* [GIVEN PASSAGE]
I’m a big believer in vote by mail. Oregon has done it for years. And now, as a “cost saving” measure the OH-3 special primary for the Democrats’ nomination for Congress is going to be held in 3 of our 4 gerrymandered counties as a vote-by-mail clusterduck.
Unless they vote absentee by mail, most Montgomery County voters will have to drive farther than usual to cast ballots in the special Democratic congressional primary July 13.
Four voting centers will be established and 230,000 registered voters will be notified by mail where they are to vote. The mailing will include an absentee ballot application.
How the process they outline will save money is questionable- since they aren’t mailing ACTUAL ABSENTEE BALLOTS- but an application for one? Why not just mail a ballot to all registered voters- and have the candidates, along with their websites and a brief campaign statement listed. Then accept and wait for the mail to come back?
Well- a couple of problems for our convoluted process:
Ohio lets you register as a Dem or a Republican or ask for an issues-only ballot. Unfortunately, for many registered voters- they don’t like these three choices and the lovely State with its tacit endorsement of only two parties, makes you sign a “Loyalty pledge” to switch parties. How this would be handled in this cockeyed primary scheme isn’t clear- but I’ve written about the issue before.
The costs of this may not save that much money anyway- due to each vote costing at least four mailings to vote absentee- it’s great for the post office, bad for everyone else. The BOE has to mail its worthless notification- to EVERY VOTER in the County, including multiple mailings to the same household. Then each voter has to mail back for an absentee ballot (it’s not clear if the BOE is sending postage paid return-mail cards), then the BOE has to mail the actual ballot (never mind what has to be done if you want to switch parties) and then the voter has to return this again. I’ve written about this issue before- and the State not only didn’t pay for the return postage on the absentee ballots, but they made them a non-standard size forcing additional postage.

* [SUPPLIED MATERIAL]
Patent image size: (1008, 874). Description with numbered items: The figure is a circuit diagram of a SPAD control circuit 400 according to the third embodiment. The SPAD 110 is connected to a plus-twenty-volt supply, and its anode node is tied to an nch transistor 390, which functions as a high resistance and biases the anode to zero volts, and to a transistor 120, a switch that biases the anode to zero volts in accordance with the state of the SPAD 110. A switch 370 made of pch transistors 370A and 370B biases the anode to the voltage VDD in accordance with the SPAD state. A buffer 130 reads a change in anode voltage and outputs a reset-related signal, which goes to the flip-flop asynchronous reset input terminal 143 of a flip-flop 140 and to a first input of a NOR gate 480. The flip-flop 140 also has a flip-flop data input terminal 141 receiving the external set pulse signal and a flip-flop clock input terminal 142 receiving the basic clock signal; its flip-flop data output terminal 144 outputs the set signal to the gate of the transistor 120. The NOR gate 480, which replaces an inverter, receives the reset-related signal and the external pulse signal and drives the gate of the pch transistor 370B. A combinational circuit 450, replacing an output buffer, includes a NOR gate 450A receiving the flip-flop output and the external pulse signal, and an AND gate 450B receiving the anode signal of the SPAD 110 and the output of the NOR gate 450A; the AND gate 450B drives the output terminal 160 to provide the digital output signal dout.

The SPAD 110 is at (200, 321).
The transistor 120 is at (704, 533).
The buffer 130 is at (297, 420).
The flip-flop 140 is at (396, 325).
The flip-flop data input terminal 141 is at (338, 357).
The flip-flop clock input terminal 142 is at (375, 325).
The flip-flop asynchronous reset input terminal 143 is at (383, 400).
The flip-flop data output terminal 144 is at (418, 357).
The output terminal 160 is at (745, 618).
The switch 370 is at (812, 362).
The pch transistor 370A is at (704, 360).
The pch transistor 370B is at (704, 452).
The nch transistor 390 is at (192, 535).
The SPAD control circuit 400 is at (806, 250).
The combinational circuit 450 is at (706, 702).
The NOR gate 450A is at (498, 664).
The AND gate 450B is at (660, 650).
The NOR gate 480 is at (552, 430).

* [ASSIGNED TASK 1]
Reproduce verbatim the part of the post on the OH-3 special primary that opens with the words containing "How the process" and closes with "to come back?".
* [ASSIGNED TASK 2]
Using the post on the OH-3 special primary, mark each statement yes or no and quote the words that decide it: (a) The mailing sent to registered voters will include an absentee ballot application. (b) The special primary will be held by mail in all four of the counties. (c) The State paid the return postage on the absentee ballots.
Use nothing but the post on the OH-3 special primary.

* [YOUR RESPONSE 1]
How the process they outline will save money is questionable- since they aren’t mailing ACTUAL ABSENTEE BALLOTS- but an application for one? Why not just mail a ballot to all registered voters- and have the candidates, along with their websites and a brief campaign statement listed. Then accept and wait for the mail to come back?

* [YOUR RESPONSE 2]
(a) Yes: "The mailing will include an absentee ballot application."
(b) No: "held in 3 of our 4 gerrymandered counties"
(c) No: "the State not only didn’t pay for the return postage on the absentee ballots"